■ Request: Find the string "Configuration" in the listing and report every line that has it.

--- Available records ---

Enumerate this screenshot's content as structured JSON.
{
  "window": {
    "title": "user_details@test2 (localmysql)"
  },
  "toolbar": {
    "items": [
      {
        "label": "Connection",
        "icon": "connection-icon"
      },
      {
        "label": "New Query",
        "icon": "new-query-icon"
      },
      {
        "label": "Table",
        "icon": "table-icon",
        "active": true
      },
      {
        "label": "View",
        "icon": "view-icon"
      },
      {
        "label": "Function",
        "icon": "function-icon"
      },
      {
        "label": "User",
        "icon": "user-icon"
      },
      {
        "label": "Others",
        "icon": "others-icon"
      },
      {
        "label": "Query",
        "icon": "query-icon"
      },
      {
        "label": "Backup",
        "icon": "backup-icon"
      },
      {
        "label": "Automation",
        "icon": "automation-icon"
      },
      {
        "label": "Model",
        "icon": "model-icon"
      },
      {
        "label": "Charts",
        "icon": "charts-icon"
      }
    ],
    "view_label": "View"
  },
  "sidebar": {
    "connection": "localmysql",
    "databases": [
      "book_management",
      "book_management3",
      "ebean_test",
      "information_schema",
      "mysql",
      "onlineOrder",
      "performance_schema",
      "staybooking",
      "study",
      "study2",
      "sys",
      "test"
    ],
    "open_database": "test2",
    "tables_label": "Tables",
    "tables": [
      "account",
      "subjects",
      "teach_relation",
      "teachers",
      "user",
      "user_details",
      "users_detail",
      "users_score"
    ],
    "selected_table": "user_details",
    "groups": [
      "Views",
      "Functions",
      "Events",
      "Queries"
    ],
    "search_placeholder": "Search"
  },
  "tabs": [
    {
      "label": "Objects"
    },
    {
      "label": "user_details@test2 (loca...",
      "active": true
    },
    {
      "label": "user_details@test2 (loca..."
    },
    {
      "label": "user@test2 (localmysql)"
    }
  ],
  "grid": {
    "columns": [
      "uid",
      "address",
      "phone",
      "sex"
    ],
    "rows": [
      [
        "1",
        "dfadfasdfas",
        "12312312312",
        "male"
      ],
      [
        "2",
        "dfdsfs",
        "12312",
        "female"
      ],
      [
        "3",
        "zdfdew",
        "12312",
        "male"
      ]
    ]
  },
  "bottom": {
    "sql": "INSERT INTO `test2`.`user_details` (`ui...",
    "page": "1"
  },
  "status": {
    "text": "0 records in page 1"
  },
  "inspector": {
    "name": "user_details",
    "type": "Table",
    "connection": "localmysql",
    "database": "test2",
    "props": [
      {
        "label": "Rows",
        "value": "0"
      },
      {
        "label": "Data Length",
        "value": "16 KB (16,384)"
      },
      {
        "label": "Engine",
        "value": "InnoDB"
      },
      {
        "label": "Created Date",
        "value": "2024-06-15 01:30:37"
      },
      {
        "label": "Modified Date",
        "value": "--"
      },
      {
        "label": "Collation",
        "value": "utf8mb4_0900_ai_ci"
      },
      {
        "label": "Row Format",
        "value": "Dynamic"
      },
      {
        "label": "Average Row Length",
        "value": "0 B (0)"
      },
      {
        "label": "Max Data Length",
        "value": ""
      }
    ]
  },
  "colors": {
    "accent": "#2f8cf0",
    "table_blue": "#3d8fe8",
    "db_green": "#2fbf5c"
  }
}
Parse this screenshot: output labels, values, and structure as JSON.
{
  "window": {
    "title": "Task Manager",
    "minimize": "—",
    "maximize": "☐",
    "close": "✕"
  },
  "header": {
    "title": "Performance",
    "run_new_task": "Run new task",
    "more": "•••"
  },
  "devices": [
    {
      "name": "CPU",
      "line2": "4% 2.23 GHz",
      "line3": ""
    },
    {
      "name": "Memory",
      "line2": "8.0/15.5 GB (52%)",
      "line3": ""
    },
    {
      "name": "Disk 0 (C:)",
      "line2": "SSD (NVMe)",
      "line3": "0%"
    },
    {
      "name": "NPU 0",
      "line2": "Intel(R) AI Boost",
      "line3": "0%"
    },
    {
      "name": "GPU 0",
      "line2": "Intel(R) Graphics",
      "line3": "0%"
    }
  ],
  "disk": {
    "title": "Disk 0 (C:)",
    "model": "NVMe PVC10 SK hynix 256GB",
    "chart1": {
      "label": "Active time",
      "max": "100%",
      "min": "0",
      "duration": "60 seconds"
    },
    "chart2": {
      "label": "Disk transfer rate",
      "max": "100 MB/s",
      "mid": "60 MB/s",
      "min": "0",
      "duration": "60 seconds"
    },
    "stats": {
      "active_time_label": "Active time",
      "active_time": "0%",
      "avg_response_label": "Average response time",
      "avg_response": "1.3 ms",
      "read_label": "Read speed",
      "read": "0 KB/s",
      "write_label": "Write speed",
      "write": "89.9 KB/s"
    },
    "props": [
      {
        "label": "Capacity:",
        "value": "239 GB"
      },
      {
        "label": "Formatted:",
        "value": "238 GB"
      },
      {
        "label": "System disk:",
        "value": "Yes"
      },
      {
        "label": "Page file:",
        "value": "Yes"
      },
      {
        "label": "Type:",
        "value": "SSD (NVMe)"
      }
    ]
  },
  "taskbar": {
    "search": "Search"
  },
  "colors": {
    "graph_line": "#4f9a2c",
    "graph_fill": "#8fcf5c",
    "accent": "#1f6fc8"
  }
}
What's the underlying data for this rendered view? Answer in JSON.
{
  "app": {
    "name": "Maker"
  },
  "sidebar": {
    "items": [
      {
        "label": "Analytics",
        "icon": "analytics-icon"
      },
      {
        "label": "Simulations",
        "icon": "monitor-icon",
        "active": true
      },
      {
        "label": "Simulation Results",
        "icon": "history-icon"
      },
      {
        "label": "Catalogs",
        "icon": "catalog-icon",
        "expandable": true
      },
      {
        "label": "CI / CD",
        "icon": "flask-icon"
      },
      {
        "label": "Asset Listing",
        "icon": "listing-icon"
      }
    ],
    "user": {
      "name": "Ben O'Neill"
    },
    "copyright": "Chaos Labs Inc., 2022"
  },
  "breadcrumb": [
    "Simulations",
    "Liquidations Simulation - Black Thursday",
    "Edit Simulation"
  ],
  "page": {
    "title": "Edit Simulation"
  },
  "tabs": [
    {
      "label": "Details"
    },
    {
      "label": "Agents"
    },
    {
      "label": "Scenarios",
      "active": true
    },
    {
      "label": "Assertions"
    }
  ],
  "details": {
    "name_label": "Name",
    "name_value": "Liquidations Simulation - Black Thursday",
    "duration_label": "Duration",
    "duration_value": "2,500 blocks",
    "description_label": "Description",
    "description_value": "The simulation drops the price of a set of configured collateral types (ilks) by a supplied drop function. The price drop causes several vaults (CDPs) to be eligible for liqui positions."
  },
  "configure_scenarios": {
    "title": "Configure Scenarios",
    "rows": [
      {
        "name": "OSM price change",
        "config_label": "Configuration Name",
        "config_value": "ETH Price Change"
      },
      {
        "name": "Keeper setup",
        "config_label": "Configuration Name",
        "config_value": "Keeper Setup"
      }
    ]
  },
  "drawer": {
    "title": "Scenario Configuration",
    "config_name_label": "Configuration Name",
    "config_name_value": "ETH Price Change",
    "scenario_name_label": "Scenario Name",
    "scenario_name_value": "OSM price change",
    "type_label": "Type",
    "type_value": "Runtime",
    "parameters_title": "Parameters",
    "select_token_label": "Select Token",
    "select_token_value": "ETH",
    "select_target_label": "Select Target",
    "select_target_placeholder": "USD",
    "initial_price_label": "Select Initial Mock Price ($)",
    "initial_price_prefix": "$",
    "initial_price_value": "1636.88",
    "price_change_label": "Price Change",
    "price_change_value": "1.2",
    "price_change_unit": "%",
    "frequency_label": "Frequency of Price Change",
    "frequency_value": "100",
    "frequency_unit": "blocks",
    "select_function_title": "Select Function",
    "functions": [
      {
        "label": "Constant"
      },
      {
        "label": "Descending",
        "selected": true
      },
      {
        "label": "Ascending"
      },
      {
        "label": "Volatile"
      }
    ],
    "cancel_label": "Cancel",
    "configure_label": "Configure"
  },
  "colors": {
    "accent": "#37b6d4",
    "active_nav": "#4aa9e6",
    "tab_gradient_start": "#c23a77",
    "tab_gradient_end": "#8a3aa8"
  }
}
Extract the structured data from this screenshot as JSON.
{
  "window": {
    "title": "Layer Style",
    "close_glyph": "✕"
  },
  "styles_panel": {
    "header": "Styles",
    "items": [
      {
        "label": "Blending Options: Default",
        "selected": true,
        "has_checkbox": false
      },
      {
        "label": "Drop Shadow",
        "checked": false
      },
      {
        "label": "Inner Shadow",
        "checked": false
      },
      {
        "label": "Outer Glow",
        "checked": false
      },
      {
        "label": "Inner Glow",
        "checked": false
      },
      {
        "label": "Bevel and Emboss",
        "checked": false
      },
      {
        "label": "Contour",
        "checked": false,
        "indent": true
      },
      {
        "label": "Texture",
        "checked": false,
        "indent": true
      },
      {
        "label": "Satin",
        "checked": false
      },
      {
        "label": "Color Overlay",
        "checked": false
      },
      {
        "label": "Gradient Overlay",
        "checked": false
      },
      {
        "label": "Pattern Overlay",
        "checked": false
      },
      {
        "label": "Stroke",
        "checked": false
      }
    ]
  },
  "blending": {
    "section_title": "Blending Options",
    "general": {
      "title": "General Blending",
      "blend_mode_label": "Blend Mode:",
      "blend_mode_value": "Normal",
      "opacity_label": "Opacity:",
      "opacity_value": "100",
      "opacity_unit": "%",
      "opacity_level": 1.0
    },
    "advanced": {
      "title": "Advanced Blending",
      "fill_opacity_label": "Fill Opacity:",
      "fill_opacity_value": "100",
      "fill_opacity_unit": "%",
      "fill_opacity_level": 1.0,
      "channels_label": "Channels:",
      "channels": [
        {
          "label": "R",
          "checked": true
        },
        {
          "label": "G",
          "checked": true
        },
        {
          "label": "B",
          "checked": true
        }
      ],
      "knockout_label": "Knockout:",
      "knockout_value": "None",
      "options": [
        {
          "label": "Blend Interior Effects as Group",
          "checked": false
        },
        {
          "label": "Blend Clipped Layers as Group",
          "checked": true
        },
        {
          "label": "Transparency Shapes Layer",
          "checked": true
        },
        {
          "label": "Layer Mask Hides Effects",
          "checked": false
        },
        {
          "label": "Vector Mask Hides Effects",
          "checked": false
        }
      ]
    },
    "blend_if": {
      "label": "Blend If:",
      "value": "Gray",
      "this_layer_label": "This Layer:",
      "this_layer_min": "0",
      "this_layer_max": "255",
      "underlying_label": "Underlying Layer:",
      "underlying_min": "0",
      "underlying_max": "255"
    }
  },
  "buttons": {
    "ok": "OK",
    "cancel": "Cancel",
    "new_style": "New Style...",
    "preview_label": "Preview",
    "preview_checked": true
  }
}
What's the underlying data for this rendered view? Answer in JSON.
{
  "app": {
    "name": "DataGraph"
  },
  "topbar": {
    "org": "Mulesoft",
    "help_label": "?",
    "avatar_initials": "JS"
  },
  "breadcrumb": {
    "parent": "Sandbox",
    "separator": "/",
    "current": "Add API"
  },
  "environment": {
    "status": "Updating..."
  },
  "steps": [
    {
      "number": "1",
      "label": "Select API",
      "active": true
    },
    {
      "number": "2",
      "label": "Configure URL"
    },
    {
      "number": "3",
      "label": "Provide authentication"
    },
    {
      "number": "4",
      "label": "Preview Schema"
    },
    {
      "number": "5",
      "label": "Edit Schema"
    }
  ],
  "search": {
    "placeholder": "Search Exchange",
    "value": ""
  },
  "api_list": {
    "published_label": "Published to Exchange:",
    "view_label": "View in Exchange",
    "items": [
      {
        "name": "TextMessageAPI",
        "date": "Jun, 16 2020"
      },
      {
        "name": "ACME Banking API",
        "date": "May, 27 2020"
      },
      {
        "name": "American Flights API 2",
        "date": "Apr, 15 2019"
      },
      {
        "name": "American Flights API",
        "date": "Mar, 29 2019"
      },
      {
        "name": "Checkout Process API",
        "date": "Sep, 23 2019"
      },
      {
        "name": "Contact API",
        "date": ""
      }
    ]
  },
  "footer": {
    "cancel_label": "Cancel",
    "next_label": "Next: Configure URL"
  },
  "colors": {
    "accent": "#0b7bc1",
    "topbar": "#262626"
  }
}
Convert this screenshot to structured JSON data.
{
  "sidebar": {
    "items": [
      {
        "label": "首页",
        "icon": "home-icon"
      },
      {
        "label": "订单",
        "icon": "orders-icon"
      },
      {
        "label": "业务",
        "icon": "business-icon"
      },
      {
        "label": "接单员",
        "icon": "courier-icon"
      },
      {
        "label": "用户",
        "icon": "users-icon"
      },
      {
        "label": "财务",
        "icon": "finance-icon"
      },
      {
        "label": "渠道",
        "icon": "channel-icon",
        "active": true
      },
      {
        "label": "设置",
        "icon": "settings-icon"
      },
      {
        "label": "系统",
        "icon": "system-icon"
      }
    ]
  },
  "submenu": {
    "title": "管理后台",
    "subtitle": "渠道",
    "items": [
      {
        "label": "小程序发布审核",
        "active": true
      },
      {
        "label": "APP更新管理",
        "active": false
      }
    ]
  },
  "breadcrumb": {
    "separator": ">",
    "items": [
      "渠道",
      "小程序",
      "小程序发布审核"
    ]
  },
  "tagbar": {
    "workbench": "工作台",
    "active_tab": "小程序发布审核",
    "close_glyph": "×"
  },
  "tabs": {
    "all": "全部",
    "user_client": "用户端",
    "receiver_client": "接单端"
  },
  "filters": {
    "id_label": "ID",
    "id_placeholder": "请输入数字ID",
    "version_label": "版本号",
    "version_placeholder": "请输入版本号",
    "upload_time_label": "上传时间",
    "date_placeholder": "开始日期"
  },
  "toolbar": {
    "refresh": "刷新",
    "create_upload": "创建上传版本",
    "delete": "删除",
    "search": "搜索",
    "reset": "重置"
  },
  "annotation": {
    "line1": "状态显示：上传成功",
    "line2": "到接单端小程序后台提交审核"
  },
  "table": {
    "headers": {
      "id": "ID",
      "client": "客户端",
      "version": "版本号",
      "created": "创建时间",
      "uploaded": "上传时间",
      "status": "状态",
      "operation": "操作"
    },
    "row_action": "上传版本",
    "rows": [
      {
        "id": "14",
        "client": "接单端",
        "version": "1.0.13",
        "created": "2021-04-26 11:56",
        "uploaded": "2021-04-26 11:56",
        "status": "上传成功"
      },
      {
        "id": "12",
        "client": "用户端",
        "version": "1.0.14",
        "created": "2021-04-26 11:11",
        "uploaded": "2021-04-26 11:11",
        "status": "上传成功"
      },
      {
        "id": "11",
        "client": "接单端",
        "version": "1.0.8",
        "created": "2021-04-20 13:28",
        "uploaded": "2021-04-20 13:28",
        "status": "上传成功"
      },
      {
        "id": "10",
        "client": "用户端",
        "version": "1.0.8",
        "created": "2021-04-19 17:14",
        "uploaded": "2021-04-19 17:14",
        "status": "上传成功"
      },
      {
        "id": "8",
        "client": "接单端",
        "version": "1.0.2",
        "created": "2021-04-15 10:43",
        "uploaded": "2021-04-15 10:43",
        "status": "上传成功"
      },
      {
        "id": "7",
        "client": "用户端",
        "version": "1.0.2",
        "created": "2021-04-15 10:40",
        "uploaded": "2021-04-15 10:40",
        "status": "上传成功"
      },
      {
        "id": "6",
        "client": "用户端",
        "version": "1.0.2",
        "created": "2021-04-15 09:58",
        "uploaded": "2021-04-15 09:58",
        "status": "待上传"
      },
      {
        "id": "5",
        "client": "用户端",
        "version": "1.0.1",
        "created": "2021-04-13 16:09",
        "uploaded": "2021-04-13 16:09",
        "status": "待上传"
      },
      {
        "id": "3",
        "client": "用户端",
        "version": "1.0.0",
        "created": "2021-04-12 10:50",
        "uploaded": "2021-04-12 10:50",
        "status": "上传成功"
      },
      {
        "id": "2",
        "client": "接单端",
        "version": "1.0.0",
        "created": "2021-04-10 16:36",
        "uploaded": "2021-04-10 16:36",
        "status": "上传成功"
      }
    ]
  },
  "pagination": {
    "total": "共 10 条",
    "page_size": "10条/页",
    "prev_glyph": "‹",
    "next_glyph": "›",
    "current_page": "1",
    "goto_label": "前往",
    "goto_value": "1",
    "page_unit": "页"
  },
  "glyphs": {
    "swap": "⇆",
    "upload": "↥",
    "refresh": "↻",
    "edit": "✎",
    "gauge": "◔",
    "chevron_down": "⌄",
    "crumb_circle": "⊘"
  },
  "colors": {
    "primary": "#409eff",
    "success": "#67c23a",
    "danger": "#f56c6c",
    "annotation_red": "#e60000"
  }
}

---

■ Response for this exercise:
        "config_label": "Configuration Name",
        "config_label": "Configuration Name",
    "title": "Scenario Configuration",
    "config_name_label": "Configuration Name",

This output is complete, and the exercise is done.